>>>

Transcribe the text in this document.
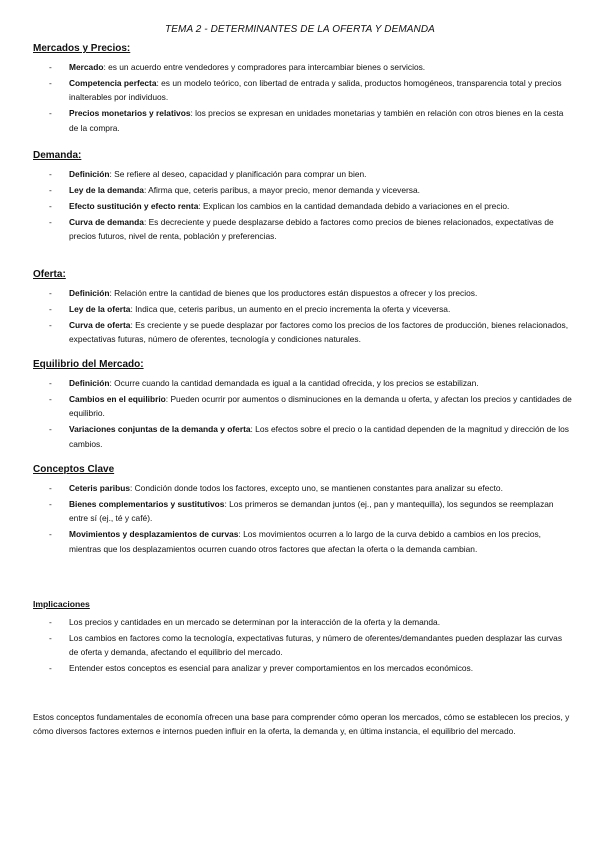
TEMA 2 - DETERMINANTES DE LA OFERTA Y DEMANDA
Mercados y Precios:
- Mercado: es un acuerdo entre vendedores y compradores para intercambiar bienes o servicios.
- Competencia perfecta: es un modelo teórico, con libertad de entrada y salida, productos homogéneos, transparencia total y precios inalterables por individuos.
- Precios monetarios y relativos: los precios se expresan en unidades monetarias y también en relación con otros bienes en la cesta de la compra.
Demanda:
- Definición: Se refiere al deseo, capacidad y planificación para comprar un bien.
- Ley de la demanda: Afirma que, ceteris paribus, a mayor precio, menor demanda y viceversa.
- Efecto sustitución y efecto renta: Explican los cambios en la cantidad demandada debido a variaciones en el precio.
- Curva de demanda: Es decreciente y puede desplazarse debido a factores como precios de bienes relacionados, expectativas de precios futuros, nivel de renta, población y preferencias.
Oferta:
- Definición: Relación entre la cantidad de bienes que los productores están dispuestos a ofrecer y los precios.
- Ley de la oferta: Indica que, ceteris paribus, un aumento en el precio incrementa la oferta y viceversa.
- Curva de oferta: Es creciente y se puede desplazar por factores como los precios de los factores de producción, bienes relacionados, expectativas futuras, número de oferentes, tecnología y condiciones naturales.
Equilibrio del Mercado:
- Definición: Ocurre cuando la cantidad demandada es igual a la cantidad ofrecida, y los precios se estabilizan.
- Cambios en el equilibrio: Pueden ocurrir por aumentos o disminuciones en la demanda u oferta, y afectan los precios y cantidades de equilibrio.
- Variaciones conjuntas de la demanda y oferta: Los efectos sobre el precio o la cantidad dependen de la magnitud y dirección de los cambios.
Conceptos Clave
- Ceteris paribus: Condición donde todos los factores, excepto uno, se mantienen constantes para analizar su efecto.
- Bienes complementarios y sustitutivos: Los primeros se demandan juntos (ej., pan y mantequilla), los segundos se reemplazan entre sí (ej., té y café).
- Movimientos y desplazamientos de curvas: Los movimientos ocurren a lo largo de la curva debido a cambios en los precios, mientras que los desplazamientos ocurren cuando otros factores que afectan la oferta o la demanda cambian.
Implicaciones
- Los precios y cantidades en un mercado se determinan por la interacción de la oferta y la demanda.
- Los cambios en factores como la tecnología, expectativas futuras, y número de oferentes/demandantes pueden desplazar las curvas de oferta y demanda, afectando el equilibrio del mercado.
- Entender estos conceptos es esencial para analizar y prever comportamientos en los mercados económicos.
Estos conceptos fundamentales de economía ofrecen una base para comprender cómo operan los mercados, cómo se establecen los precios, y cómo diversos factores externos e internos pueden influir en la oferta, la demanda y, en última instancia, el equilibrio del mercado.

<<<

Instructions to follow — Answer with one number only: how many lines above contain the word "relacionados".

Finished exercise — 2